-- YOUR INSTRUCTIONS --
Each record that follows should be repeated exactly, minus any images.

-- DATA EXCERPTS --
★ ★ ★ ★ ★

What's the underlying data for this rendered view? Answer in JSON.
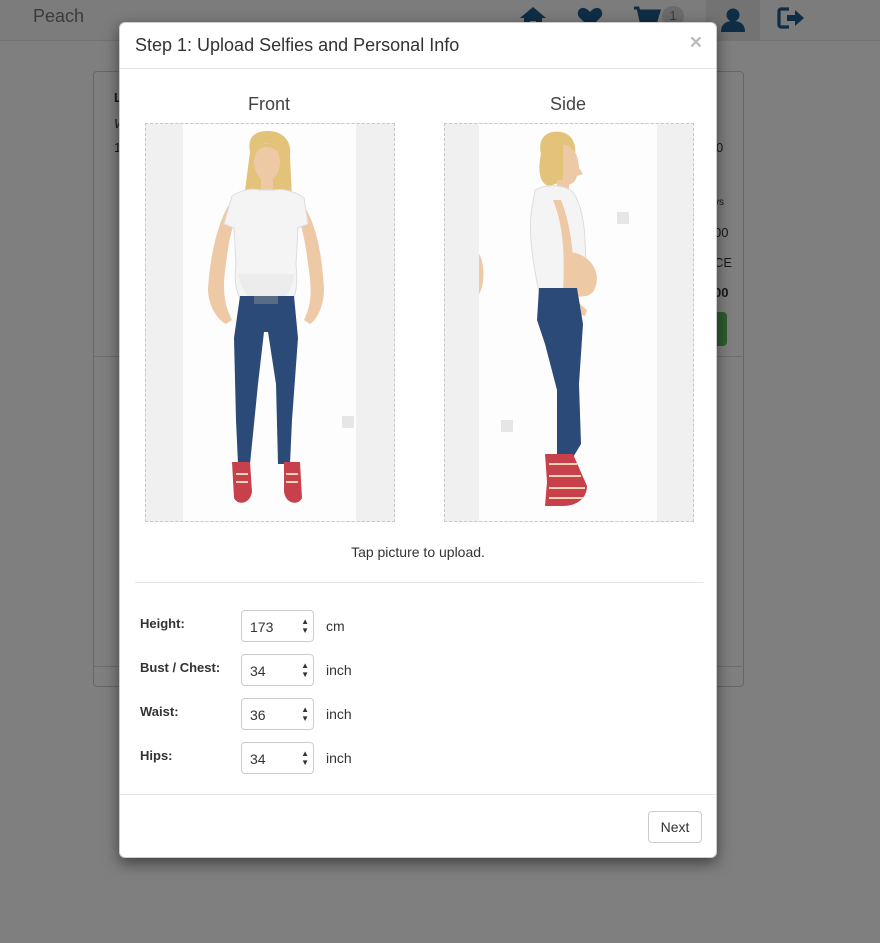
{
  "navbar": {
    "brand": "Peach",
    "cart_count": "1",
    "icons": [
      "home-icon",
      "heart-icon",
      "cart-icon",
      "user-icon",
      "sign-out-icon"
    ]
  },
  "background": {
    "fragments": [
      "L",
      "W",
      "1",
      "0",
      "vs",
      "00",
      "CE",
      "00"
    ]
  },
  "modal": {
    "title": "Step 1: Upload Selfies and Personal Info",
    "close": "×",
    "front_label": "Front",
    "side_label": "Side",
    "hint": "Tap picture to upload.",
    "fields": [
      {
        "label": "Height:",
        "value": "173",
        "unit": "cm"
      },
      {
        "label": "Bust / Chest:",
        "value": "34",
        "unit": "inch"
      },
      {
        "label": "Waist:",
        "value": "36",
        "unit": "inch"
      },
      {
        "label": "Hips:",
        "value": "34",
        "unit": "inch"
      }
    ],
    "next_label": "Next"
  },
  "colors": {
    "nav_icon": "#1f5a8a",
    "backdrop": "#808080",
    "jeans": "#2c4a78",
    "shirt": "#f4f4f4",
    "hair": "#e3c27a",
    "skin": "#eec9a6",
    "shoes": "#c7404b"
  }
}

★ ★ ★ ★ ★

-- COMPLETE ANSWER --
What's the underlying data for this rendered view? Answer in JSON.
{
  "navbar": {
    "brand": "Peach",
    "cart_count": "1",
    "icons": [
      "home-icon",
      "heart-icon",
      "cart-icon",
      "user-icon",
      "sign-out-icon"
    ]
  },
  "background": {
    "fragments": [
      "L",
      "W",
      "1",
      "0",
      "vs",
      "00",
      "CE",
      "00"
    ]
  },
  "modal": {
    "title": "Step 1: Upload Selfies and Personal Info",
    "close": "×",
    "front_label": "Front",
    "side_label": "Side",
    "hint": "Tap picture to upload.",
    "fields": [
      {
        "label": "Height:",
        "value": "173",
        "unit": "cm"
      },
      {
        "label": "Bust / Chest:",
        "value": "34",
        "unit": "inch"
      },
      {
        "label": "Waist:",
        "value": "36",
        "unit": "inch"
      },
      {
        "label": "Hips:",
        "value": "34",
        "unit": "inch"
      }
    ],
    "next_label": "Next"
  },
  "colors": {
    "nav_icon": "#1f5a8a",
    "backdrop": "#808080",
    "jeans": "#2c4a78",
    "shirt": "#f4f4f4",
    "hair": "#e3c27a",
    "skin": "#eec9a6",
    "shoes": "#c7404b"
  }
}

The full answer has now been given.